WHAT IS EXPECTED
Report back each line of the records that contains the string "roteamento".

-=-=-

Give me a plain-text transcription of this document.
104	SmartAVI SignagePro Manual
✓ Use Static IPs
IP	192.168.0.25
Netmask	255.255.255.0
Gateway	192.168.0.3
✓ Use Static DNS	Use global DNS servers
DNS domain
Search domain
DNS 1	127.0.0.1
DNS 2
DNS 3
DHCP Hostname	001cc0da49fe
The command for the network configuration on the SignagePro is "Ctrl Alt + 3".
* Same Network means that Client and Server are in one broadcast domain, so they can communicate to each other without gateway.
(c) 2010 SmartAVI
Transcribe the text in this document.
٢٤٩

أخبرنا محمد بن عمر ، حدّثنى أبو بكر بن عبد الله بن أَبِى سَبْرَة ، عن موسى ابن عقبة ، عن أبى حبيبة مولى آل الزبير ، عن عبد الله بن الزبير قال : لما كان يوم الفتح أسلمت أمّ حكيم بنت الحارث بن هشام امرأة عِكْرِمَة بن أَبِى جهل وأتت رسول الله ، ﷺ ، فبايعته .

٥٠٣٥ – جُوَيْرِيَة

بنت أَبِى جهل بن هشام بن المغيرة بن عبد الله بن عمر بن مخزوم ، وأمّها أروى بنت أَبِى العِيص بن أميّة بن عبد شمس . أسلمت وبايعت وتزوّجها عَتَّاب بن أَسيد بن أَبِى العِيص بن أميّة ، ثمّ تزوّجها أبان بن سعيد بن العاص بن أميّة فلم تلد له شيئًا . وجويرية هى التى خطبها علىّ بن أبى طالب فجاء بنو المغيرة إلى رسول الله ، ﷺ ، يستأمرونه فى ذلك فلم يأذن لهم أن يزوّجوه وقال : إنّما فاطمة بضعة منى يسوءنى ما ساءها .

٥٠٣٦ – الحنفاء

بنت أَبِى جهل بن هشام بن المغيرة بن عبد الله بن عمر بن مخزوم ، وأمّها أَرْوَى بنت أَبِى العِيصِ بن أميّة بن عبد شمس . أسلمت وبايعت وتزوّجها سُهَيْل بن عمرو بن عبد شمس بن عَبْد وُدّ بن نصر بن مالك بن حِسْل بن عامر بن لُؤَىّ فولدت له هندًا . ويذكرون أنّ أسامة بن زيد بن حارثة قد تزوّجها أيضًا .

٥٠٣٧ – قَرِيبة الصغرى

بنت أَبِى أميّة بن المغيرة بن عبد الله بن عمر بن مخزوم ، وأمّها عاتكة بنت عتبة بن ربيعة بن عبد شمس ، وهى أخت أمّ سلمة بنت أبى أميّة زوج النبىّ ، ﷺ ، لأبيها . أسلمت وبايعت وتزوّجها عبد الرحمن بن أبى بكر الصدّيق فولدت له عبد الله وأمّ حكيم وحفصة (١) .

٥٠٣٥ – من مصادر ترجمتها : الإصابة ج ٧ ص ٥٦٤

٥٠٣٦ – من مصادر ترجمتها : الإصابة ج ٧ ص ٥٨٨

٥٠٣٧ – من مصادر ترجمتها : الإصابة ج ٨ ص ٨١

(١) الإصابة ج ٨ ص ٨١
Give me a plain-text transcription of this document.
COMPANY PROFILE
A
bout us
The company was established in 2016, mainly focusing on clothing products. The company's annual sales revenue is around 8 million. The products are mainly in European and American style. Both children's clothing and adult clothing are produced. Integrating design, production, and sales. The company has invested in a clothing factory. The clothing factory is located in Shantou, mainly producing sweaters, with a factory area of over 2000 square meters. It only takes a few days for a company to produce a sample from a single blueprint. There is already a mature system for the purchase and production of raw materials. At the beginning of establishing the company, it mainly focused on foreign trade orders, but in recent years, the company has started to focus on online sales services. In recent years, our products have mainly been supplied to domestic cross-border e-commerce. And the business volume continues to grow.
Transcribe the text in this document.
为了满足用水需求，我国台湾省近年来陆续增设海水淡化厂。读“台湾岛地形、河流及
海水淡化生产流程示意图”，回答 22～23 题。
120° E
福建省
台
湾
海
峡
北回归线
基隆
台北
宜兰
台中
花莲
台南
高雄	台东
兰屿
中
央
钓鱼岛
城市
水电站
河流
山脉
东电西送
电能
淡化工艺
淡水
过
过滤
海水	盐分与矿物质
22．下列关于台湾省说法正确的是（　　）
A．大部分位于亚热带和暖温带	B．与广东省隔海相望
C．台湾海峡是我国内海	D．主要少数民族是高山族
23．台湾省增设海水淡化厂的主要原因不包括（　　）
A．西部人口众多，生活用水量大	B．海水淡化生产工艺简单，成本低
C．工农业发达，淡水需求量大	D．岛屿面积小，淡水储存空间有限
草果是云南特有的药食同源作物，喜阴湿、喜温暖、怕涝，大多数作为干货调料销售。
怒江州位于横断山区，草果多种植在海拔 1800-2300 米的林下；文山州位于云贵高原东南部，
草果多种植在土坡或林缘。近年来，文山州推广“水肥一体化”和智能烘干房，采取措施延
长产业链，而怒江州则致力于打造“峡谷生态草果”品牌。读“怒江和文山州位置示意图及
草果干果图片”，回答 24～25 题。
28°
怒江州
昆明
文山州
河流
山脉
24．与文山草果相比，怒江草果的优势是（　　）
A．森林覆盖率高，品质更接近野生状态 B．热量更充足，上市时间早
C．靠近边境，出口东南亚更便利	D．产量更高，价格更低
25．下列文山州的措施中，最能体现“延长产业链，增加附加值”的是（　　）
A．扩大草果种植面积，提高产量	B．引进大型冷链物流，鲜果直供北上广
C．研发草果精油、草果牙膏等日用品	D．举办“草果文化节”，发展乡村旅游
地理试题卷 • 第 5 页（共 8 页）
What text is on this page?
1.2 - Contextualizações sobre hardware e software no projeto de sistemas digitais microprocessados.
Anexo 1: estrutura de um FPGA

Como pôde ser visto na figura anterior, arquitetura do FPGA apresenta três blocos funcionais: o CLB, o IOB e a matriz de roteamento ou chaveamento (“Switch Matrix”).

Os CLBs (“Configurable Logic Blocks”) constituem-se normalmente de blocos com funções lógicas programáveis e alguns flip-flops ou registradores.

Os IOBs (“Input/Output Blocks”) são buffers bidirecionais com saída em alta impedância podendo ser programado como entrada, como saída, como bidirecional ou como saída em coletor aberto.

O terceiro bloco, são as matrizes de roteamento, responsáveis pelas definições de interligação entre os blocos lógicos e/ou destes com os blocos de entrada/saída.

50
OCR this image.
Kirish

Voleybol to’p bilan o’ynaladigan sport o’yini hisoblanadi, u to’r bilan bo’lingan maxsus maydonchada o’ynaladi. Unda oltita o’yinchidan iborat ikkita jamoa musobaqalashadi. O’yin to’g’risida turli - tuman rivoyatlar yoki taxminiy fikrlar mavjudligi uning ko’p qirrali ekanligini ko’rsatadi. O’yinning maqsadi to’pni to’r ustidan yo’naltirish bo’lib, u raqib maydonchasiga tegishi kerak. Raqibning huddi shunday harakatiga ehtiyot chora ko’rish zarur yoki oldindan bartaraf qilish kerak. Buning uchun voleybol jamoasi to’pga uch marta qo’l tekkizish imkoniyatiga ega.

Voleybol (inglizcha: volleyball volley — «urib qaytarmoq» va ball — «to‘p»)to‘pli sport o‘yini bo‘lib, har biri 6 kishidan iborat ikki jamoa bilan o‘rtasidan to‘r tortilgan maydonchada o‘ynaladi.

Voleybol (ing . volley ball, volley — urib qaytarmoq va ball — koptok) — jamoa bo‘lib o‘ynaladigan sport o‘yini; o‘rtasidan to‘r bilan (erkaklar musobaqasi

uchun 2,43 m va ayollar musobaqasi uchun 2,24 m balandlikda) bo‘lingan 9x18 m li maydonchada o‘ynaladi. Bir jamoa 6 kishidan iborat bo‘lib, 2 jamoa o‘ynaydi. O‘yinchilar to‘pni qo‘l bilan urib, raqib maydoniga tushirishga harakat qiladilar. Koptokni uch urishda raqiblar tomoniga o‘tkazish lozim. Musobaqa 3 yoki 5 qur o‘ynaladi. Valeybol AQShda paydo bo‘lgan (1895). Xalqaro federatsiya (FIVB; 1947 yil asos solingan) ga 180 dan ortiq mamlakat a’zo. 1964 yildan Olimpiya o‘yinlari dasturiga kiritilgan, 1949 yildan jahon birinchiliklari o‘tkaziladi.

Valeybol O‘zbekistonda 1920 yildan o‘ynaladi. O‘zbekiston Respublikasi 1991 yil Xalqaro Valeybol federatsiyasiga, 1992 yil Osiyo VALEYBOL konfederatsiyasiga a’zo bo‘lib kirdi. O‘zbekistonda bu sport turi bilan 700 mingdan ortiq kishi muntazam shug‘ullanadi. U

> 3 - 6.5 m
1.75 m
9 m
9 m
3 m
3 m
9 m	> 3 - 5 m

-=-=-

RESPONSE FOR THIS EXERCISE
Como pôde ser visto na figura anterior, arquitetura do FPGA apresenta três blocos funcionais: o CLB, o IOB e a matriz de roteamento ou chaveamento (“Switch Matrix”).
O terceiro bloco, são as matrizes de roteamento, responsáveis pelas definições de interligação entre os blocos lógicos e/ou destes com os blocos de entrada/saída.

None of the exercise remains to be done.